Available data
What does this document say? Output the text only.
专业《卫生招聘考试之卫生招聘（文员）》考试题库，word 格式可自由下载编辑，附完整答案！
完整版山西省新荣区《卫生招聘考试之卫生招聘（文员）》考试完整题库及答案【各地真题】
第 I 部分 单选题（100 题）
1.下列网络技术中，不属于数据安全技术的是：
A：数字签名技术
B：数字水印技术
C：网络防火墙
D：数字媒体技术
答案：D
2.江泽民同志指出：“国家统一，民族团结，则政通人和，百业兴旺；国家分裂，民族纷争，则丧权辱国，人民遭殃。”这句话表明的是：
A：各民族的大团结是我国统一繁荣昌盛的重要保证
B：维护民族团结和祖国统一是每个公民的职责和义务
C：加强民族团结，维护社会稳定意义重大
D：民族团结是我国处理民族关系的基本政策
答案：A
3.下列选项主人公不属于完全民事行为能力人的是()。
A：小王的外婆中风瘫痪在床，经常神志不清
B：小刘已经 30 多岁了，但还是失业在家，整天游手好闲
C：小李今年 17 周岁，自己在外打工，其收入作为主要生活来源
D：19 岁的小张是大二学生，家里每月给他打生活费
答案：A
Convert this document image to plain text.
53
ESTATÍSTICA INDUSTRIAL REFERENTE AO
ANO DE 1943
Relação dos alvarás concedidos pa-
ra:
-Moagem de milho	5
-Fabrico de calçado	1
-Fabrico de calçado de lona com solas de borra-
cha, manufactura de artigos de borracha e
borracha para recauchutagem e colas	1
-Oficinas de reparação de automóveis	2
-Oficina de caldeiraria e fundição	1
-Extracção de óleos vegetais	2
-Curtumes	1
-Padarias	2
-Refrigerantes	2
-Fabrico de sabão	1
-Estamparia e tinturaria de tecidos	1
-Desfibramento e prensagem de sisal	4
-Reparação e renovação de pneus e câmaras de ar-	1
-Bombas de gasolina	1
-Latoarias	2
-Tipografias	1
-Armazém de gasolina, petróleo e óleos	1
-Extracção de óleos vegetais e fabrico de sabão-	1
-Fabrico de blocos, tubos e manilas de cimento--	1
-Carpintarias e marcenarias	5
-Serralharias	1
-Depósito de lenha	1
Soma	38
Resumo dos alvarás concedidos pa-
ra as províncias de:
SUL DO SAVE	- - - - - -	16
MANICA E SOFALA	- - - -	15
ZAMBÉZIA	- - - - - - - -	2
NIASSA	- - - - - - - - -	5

What needs to be done
Output, unchanged, the lines from the line with "Convert this document image to plain text." through the final line of the material.

Response for this exercise
Convert this document image to plain text.
53
ESTATÍSTICA INDUSTRIAL REFERENTE AO
ANO DE 1943
Relação dos alvarás concedidos pa-
ra:
-Moagem de milho	5
-Fabrico de calçado	1
-Fabrico de calçado de lona com solas de borra-
cha, manufactura de artigos de borracha e
borracha para recauchutagem e colas	1
-Oficinas de reparação de automóveis	2
-Oficina de caldeiraria e fundição	1
-Extracção de óleos vegetais	2
-Curtumes	1
-Padarias	2
-Refrigerantes	2
-Fabrico de sabão	1
-Estamparia e tinturaria de tecidos	1
-Desfibramento e prensagem de sisal	4
-Reparação e renovação de pneus e câmaras de ar-	1
-Bombas de gasolina	1
-Latoarias	2
-Tipografias	1
-Armazém de gasolina, petróleo e óleos	1
-Extracção de óleos vegetais e fabrico de sabão-	1
-Fabrico de blocos, tubos e manilas de cimento--	1
-Carpintarias e marcenarias	5
-Serralharias	1
-Depósito de lenha	1
Soma	38
Resumo dos alvarás concedidos pa-
ra as províncias de:
SUL DO SAVE	- - - - - -	16
MANICA E SOFALA	- - - -	15
ZAMBÉZIA	- - - - - - - -	2
NIASSA	- - - - - - - - -	5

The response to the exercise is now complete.